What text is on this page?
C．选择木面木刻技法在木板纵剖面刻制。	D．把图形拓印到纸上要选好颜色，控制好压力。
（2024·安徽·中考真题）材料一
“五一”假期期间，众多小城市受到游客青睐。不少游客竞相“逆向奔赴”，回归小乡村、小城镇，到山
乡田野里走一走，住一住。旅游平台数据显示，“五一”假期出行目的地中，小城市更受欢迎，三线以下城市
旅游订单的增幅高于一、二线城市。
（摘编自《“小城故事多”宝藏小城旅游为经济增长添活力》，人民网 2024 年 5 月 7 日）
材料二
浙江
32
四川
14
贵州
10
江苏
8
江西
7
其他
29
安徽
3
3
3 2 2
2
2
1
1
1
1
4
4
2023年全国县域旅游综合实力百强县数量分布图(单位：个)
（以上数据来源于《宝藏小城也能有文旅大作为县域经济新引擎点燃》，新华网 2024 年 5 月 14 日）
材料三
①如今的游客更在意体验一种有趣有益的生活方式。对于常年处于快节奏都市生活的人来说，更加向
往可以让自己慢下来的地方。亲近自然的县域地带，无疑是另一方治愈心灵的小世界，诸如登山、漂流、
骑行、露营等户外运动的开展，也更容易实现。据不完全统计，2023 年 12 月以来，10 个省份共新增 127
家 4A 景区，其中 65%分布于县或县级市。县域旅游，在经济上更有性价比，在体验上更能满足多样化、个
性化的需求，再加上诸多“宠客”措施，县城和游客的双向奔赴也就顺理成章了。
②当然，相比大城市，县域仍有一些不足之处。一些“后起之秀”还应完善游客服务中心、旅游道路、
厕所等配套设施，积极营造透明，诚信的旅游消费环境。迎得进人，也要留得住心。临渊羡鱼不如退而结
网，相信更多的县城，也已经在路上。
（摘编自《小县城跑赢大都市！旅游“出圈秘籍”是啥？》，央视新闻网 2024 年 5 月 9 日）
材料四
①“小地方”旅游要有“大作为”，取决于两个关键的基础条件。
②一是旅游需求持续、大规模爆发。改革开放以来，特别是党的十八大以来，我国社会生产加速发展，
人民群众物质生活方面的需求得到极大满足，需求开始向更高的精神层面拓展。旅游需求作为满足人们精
= = = =
# What the exercise asks:
Take the records above and return them exactly as written.

# Response for this exercise:
What text is on this page?
C．选择木面木刻技法在木板纵剖面刻制。	D．把图形拓印到纸上要选好颜色，控制好压力。
（2024·安徽·中考真题）材料一
“五一”假期期间，众多小城市受到游客青睐。不少游客竞相“逆向奔赴”，回归小乡村、小城镇，到山
乡田野里走一走，住一住。旅游平台数据显示，“五一”假期出行目的地中，小城市更受欢迎，三线以下城市
旅游订单的增幅高于一、二线城市。
（摘编自《“小城故事多”宝藏小城旅游为经济增长添活力》，人民网 2024 年 5 月 7 日）
材料二
浙江
32
四川
14
贵州
10
江苏
8
江西
7
其他
29
安徽
3
3
3 2 2
2
2
1
1
1
1
4
4
2023年全国县域旅游综合实力百强县数量分布图(单位：个)
（以上数据来源于《宝藏小城也能有文旅大作为县域经济新引擎点燃》，新华网 2024 年 5 月 14 日）
材料三
①如今的游客更在意体验一种有趣有益的生活方式。对于常年处于快节奏都市生活的人来说，更加向
往可以让自己慢下来的地方。亲近自然的县域地带，无疑是另一方治愈心灵的小世界，诸如登山、漂流、
骑行、露营等户外运动的开展，也更容易实现。据不完全统计，2023 年 12 月以来，10 个省份共新增 127
家 4A 景区，其中 65%分布于县或县级市。县域旅游，在经济上更有性价比，在体验上更能满足多样化、个
性化的需求，再加上诸多“宠客”措施，县城和游客的双向奔赴也就顺理成章了。
②当然，相比大城市，县域仍有一些不足之处。一些“后起之秀”还应完善游客服务中心、旅游道路、
厕所等配套设施，积极营造透明，诚信的旅游消费环境。迎得进人，也要留得住心。临渊羡鱼不如退而结
网，相信更多的县城，也已经在路上。
（摘编自《小县城跑赢大都市！旅游“出圈秘籍”是啥？》，央视新闻网 2024 年 5 月 9 日）
材料四
①“小地方”旅游要有“大作为”，取决于两个关键的基础条件。
②一是旅游需求持续、大规模爆发。改革开放以来，特别是党的十八大以来，我国社会生产加速发展，
人民群众物质生活方面的需求得到极大满足，需求开始向更高的精神层面拓展。旅游需求作为满足人们精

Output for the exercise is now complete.